> _Stated exercise_:
Check each line of the listing for the string "value", then state how many lines have it. Only the number is wanted.

> _Material_:

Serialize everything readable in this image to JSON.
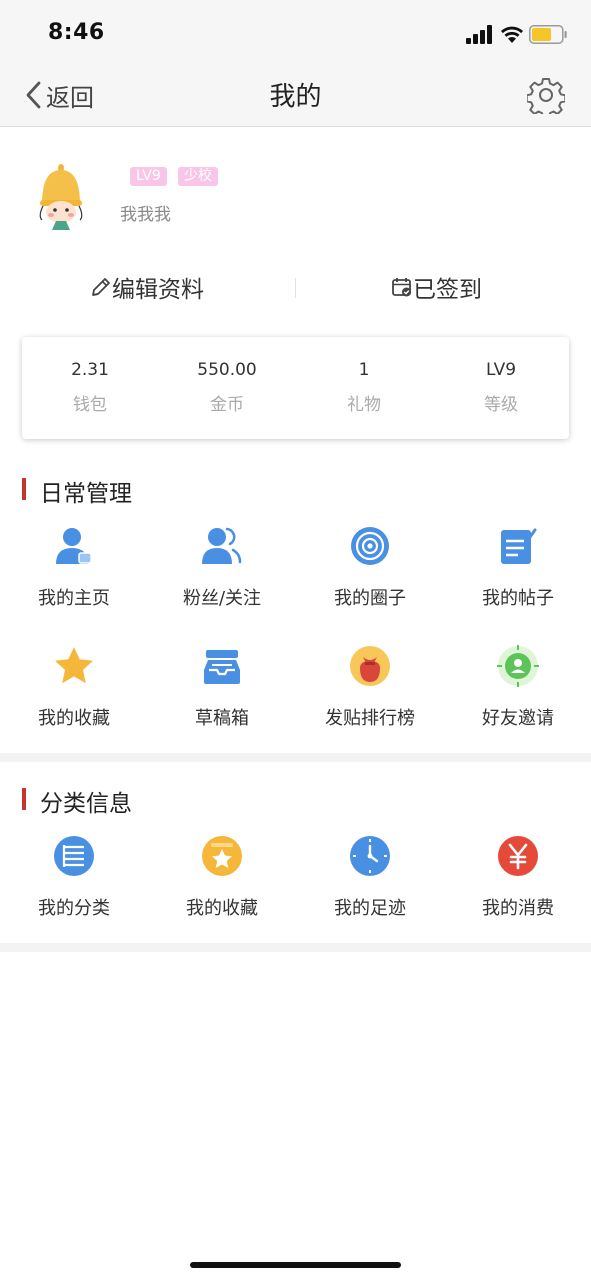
{
  "status_bar": {
    "time": "8:46"
  },
  "nav": {
    "back_label": "返回",
    "title": "我的"
  },
  "profile": {
    "badges": [
      "LV9",
      "少校"
    ],
    "nickname": "我我我",
    "edit_label": "编辑资料",
    "checkin_label": "已签到"
  },
  "stats": [
    {
      "value": "2.31",
      "label": "钱包"
    },
    {
      "value": "550.00",
      "label": "金币"
    },
    {
      "value": "1",
      "label": "礼物"
    },
    {
      "value": "LV9",
      "label": "等级"
    }
  ],
  "daily": {
    "title": "日常管理",
    "items": [
      {
        "label": "我的主页",
        "icon": "user-home-icon"
      },
      {
        "label": "粉丝/关注",
        "icon": "fans-icon"
      },
      {
        "label": "我的圈子",
        "icon": "circle-icon"
      },
      {
        "label": "我的帖子",
        "icon": "posts-icon"
      },
      {
        "label": "我的收藏",
        "icon": "star-icon"
      },
      {
        "label": "草稿箱",
        "icon": "drafts-icon"
      },
      {
        "label": "发贴排行榜",
        "icon": "ranking-icon"
      },
      {
        "label": "好友邀请",
        "icon": "invite-icon"
      }
    ]
  },
  "category": {
    "title": "分类信息",
    "items": [
      {
        "label": "我的分类",
        "icon": "category-icon"
      },
      {
        "label": "我的收藏",
        "icon": "favorite-icon"
      },
      {
        "label": "我的足迹",
        "icon": "history-icon"
      },
      {
        "label": "我的消费",
        "icon": "yuan-icon"
      }
    ]
  },
  "colors": {
    "accent": "#c5342f",
    "badge": "#f7c6e8",
    "icon_blue": "#4a90e2",
    "icon_yellow": "#f5b73a",
    "icon_red": "#e5493a"
  }
}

> _The output_:
4